◆ EXTRACTED INFORMATION
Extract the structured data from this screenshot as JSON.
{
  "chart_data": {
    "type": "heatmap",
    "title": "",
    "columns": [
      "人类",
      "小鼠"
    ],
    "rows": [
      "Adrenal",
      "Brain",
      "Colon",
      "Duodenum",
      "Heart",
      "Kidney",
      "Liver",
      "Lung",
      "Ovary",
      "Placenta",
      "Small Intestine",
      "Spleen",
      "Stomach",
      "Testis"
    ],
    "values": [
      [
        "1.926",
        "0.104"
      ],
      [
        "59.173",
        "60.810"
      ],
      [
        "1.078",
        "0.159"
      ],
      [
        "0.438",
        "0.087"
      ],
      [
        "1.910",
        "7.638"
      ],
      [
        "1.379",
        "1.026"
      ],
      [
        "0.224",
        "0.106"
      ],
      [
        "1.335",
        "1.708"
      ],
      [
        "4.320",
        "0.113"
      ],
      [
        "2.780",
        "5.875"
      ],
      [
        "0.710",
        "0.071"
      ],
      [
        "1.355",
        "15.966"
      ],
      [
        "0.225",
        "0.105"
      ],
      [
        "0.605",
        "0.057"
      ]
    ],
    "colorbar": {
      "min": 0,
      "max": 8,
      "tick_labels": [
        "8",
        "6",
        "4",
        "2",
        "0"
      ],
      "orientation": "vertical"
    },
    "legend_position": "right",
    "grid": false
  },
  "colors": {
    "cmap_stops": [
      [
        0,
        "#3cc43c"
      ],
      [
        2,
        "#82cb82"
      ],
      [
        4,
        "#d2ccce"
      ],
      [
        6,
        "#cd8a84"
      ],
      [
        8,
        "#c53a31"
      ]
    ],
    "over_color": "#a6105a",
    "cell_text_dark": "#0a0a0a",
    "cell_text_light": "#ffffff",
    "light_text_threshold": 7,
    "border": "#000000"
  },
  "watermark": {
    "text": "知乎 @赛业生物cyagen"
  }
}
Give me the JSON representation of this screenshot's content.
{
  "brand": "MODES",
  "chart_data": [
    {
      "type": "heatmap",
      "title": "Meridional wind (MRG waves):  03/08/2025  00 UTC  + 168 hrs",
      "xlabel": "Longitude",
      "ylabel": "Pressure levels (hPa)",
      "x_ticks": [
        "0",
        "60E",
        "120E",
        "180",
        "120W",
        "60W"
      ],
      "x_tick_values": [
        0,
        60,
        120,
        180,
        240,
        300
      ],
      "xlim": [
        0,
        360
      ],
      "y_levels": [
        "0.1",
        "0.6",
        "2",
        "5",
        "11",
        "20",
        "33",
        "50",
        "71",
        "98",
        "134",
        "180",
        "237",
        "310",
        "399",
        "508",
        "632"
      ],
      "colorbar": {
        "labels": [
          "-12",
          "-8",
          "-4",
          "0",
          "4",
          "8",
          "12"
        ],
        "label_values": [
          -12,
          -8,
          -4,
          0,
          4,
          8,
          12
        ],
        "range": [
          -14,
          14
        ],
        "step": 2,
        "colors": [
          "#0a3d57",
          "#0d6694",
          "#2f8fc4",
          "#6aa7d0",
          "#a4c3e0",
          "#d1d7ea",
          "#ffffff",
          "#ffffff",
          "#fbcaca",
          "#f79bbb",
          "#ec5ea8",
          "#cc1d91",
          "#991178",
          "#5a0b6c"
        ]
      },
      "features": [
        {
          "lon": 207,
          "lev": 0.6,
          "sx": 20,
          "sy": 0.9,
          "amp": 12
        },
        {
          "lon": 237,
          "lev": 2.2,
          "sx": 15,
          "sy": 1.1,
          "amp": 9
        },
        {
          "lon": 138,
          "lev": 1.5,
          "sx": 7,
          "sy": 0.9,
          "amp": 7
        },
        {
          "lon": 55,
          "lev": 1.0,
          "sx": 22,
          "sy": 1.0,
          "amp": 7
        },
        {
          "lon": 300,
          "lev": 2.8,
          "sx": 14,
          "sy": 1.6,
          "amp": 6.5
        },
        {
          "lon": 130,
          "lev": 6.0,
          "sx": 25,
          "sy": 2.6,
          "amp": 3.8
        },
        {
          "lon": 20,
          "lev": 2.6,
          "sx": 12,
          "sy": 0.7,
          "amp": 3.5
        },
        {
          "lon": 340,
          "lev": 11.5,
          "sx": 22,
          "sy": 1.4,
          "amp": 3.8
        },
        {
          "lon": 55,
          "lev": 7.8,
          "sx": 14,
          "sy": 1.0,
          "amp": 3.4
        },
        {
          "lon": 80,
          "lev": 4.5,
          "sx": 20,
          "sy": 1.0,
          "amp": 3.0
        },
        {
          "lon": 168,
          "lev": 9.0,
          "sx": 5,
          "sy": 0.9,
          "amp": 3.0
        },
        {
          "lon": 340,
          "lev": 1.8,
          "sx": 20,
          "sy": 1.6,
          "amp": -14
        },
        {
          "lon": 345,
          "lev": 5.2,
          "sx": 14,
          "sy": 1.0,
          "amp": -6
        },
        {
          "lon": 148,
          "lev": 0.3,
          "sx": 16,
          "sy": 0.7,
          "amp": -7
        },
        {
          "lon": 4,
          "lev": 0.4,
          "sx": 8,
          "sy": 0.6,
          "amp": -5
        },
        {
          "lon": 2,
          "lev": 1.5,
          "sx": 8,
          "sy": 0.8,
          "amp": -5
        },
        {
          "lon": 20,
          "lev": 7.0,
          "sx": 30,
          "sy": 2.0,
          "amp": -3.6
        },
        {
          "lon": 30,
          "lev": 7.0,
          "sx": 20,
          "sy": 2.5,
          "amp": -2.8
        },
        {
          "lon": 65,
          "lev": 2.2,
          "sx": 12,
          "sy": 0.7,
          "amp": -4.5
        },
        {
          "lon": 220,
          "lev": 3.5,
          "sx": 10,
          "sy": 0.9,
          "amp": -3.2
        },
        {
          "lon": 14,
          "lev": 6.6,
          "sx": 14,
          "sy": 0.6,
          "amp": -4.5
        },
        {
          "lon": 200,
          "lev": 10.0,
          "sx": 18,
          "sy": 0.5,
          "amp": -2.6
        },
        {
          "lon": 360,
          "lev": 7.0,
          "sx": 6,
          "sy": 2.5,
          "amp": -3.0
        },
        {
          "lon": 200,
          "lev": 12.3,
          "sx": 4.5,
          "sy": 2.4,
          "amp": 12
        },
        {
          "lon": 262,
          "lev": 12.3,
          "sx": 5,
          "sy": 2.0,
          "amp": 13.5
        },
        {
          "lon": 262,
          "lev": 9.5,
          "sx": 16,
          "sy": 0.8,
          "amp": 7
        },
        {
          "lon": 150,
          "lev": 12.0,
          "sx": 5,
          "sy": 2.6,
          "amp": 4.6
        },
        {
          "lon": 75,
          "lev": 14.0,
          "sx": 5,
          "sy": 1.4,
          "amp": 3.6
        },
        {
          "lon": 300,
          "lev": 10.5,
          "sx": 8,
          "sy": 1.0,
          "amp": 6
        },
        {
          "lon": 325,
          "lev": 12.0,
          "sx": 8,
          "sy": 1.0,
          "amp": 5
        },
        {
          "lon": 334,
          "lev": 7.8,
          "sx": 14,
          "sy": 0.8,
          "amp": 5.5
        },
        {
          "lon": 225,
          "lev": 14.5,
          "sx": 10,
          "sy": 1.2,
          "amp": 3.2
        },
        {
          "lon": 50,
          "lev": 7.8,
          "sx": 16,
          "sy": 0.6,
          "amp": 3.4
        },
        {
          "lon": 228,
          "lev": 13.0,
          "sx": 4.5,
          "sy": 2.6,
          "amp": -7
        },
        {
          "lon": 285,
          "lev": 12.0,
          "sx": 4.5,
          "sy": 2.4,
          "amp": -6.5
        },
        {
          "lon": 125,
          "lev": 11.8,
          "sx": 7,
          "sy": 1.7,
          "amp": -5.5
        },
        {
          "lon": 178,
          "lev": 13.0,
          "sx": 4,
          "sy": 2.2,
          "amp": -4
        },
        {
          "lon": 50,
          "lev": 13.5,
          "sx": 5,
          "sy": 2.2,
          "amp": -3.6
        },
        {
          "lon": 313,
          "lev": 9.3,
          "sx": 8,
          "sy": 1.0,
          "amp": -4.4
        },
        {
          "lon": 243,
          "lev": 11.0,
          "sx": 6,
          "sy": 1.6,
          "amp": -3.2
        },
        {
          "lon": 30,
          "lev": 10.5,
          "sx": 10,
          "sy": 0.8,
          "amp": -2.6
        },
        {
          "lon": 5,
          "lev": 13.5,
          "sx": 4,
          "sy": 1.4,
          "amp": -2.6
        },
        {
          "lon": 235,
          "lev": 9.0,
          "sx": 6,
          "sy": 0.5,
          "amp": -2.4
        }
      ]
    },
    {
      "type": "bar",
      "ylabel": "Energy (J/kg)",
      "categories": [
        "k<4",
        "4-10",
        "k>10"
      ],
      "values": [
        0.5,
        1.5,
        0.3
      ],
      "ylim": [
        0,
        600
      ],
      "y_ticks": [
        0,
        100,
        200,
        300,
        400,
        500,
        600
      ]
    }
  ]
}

◆ WRITTEN PROBLEM
Take every line from the records above that has the word "JSON" and copy it.

◆ TASK RESULT
Extract the structured data from this screenshot as JSON.
Give me the JSON representation of this screenshot's content.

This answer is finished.